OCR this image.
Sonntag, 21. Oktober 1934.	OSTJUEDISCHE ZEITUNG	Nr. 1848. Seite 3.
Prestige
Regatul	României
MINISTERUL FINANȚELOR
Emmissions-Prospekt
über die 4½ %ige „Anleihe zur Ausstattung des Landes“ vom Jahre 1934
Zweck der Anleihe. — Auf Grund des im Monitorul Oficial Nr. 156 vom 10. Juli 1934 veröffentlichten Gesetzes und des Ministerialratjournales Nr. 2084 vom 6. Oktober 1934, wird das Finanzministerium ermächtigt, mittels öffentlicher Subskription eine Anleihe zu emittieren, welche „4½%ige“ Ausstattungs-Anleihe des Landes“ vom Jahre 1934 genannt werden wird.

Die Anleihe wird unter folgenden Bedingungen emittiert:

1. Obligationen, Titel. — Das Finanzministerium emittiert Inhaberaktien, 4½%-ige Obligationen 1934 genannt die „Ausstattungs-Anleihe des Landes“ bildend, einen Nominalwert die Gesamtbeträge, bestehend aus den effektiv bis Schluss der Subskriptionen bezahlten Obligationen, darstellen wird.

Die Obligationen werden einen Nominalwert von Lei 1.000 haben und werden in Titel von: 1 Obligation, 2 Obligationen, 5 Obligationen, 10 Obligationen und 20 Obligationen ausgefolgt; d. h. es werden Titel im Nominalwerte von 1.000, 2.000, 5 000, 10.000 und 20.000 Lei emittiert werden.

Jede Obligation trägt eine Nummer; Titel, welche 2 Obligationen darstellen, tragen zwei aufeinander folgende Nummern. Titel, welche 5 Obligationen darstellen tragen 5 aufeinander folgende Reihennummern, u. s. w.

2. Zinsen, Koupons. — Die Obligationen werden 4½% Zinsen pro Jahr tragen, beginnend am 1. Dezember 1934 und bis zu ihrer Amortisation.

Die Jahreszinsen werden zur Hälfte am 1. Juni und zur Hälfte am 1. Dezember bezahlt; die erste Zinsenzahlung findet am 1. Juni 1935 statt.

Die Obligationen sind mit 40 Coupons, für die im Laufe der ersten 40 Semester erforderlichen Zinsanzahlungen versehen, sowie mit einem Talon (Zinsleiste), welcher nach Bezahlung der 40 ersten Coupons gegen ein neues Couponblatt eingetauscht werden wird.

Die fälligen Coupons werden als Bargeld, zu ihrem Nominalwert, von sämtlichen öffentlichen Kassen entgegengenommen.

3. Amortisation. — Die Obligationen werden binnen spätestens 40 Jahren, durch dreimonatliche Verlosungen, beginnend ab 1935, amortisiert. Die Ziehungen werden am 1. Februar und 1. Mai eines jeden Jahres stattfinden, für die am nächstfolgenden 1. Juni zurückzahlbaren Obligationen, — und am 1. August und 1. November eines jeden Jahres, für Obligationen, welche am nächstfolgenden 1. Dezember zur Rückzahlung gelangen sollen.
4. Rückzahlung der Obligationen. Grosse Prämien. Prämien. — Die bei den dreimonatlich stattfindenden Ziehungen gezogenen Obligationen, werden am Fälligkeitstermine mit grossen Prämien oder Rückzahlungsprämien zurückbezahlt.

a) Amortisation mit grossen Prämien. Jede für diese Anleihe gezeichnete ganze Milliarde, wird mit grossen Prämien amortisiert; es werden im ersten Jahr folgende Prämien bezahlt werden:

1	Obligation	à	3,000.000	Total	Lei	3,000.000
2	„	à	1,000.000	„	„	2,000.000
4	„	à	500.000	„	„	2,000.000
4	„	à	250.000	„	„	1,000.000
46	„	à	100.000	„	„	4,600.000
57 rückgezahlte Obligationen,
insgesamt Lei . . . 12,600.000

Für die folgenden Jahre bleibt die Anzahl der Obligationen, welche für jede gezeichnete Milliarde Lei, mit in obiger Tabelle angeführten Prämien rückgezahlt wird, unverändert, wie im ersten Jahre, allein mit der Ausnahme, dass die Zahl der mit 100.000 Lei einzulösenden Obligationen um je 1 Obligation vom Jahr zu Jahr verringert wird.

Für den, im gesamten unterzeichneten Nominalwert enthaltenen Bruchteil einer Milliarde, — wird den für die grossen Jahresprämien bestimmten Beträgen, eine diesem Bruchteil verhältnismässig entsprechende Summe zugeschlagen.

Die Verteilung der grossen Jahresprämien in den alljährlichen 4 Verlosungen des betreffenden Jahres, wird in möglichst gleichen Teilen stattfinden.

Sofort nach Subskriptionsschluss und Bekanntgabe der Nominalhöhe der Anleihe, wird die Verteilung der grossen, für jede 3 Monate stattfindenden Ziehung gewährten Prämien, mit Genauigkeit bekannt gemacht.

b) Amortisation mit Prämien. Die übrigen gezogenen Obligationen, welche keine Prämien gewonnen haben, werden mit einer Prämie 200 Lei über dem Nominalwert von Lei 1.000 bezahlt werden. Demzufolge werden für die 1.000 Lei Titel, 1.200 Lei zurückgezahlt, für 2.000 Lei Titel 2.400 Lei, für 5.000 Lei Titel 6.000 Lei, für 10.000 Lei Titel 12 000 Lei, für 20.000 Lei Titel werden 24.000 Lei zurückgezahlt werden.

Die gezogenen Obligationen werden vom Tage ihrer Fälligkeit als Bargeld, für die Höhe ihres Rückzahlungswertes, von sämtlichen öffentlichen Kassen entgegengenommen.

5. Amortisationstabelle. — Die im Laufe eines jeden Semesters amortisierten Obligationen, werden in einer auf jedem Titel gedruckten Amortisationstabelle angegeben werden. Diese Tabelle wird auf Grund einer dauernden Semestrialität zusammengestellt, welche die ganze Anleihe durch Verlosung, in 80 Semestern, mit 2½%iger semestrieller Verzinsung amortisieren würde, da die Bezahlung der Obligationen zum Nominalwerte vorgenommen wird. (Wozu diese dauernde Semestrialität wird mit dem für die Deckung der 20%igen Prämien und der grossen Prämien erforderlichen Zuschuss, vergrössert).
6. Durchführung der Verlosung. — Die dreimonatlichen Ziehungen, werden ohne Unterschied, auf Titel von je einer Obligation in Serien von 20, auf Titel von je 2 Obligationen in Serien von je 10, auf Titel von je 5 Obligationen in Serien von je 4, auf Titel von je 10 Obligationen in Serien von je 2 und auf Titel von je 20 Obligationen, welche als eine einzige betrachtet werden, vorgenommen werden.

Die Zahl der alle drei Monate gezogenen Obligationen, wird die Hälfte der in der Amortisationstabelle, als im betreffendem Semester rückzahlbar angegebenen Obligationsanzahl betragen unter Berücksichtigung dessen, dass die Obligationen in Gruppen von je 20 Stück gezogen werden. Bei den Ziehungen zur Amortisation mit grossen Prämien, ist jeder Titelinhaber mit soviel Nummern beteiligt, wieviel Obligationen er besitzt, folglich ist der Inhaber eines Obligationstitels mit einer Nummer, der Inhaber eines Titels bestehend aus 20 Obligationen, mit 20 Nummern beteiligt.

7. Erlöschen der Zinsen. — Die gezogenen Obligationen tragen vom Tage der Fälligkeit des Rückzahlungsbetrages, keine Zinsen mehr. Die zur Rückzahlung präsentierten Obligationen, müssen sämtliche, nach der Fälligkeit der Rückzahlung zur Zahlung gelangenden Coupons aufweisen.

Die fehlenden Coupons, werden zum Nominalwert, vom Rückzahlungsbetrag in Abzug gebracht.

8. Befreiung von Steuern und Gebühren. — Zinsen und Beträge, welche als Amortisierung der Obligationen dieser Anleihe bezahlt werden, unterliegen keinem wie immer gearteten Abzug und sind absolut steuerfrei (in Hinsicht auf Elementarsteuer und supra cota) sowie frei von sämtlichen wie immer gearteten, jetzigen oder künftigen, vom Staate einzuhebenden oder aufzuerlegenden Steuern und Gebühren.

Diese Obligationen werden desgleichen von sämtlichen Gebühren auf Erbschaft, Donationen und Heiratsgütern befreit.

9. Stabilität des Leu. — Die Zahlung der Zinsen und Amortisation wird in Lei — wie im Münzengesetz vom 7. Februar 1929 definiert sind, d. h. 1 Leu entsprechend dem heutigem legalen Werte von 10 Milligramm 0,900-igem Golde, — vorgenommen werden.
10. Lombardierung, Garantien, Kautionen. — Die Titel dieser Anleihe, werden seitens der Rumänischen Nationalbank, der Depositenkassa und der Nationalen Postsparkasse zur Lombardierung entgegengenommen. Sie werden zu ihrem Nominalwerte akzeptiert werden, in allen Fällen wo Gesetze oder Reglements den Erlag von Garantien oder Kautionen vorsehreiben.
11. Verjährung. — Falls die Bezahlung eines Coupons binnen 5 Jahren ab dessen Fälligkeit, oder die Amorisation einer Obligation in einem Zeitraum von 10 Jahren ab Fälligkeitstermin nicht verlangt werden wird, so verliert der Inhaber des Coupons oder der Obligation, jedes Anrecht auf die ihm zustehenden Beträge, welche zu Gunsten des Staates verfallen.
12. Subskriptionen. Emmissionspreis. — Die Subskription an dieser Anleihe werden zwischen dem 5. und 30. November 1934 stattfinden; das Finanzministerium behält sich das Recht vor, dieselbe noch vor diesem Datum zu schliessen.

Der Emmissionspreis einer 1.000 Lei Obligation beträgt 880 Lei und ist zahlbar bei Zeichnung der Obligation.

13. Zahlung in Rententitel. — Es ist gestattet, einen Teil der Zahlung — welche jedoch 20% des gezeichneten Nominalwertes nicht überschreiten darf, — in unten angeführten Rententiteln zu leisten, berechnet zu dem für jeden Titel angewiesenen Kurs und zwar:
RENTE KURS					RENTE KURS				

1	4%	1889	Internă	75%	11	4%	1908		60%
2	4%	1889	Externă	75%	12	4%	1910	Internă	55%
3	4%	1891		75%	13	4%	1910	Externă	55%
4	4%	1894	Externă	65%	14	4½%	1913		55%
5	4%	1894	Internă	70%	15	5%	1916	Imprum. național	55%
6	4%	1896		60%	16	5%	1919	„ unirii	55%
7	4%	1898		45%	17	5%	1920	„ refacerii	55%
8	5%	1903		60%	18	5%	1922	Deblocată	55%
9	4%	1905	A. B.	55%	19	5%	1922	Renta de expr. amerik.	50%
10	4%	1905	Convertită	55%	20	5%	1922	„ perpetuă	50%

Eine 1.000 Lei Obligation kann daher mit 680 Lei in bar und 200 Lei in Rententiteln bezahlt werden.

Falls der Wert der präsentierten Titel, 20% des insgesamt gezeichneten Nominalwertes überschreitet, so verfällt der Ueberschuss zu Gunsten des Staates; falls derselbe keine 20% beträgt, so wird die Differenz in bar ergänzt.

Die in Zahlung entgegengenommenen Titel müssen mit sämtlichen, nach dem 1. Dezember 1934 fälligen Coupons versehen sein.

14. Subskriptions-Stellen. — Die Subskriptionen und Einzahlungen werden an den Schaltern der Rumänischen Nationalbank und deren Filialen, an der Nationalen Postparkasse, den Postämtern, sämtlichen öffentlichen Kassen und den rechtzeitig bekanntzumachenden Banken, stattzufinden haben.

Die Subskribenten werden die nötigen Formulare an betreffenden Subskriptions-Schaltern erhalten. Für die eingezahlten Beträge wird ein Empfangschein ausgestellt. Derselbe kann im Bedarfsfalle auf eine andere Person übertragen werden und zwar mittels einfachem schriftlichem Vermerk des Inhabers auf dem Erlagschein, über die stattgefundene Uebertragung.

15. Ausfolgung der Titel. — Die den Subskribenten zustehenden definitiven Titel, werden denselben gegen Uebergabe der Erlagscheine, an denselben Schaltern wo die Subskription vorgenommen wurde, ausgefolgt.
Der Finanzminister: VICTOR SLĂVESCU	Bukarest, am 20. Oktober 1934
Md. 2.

------------------------------------------------

• _Try it_
For each line above that includes "haben", copy the line.

• _Reply_
Die Obligationen werden einen Nominalwert von Lei 1.000 haben und werden in Titel von: 1 Obligation, 2 Obligationen, 5 Obligationen, 10 Obligationen und 20 Obligationen ausgefolgt; d. h. es werden Titel im Nominalwerte von 1.000, 2.000, 5 000, 10.000 und 20.000 Lei emittiert werden.
b) Amortisation mit Prämien. Die übrigen gezogenen Obligationen, welche keine Prämien gewonnen haben, werden mit einer Prämie 200 Lei über dem Nominalwert von Lei 1.000 bezahlt werden. Demzufolge werden für die 1.000 Lei Titel, 1.200 Lei zurückgezahlt, für 2.000 Lei Titel 2.400 Lei, für 5.000 Lei Titel 6.000 Lei, für 10.000 Lei Titel 12 000 Lei, für 20.000 Lei Titel werden 24.000 Lei zurückgezahlt werden.
14. Subskriptions-Stellen. — Die Subskriptionen und Einzahlungen werden an den Schaltern der Rumänischen Nationalbank und deren Filialen, an der Nationalen Postparkasse, den Postämtern, sämtlichen öffentlichen Kassen und den rechtzeitig bekanntzumachenden Banken, stattzufinden haben.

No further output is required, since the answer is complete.